▶ Set exercise
Reproduce every entry exactly, without alteration.

▶ Data shown
■ ■ ■ ■

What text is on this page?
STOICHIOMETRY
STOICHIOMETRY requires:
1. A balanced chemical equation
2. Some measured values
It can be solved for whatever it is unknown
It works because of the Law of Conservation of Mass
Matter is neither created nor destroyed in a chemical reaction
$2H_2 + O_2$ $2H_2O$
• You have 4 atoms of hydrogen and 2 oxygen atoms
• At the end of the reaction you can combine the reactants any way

■ ■ ■ ■

▶ The reply
What text is on this page?
STOICHIOMETRY
STOICHIOMETRY requires:
1. A balanced chemical equation
2. Some measured values
It can be solved for whatever it is unknown
It works because of the Law of Conservation of Mass
Matter is neither created nor destroyed in a chemical reaction
$2H_2 + O_2$ $2H_2O$
• You have 4 atoms of hydrogen and 2 oxygen atoms
• At the end of the reaction you can combine the reactants any way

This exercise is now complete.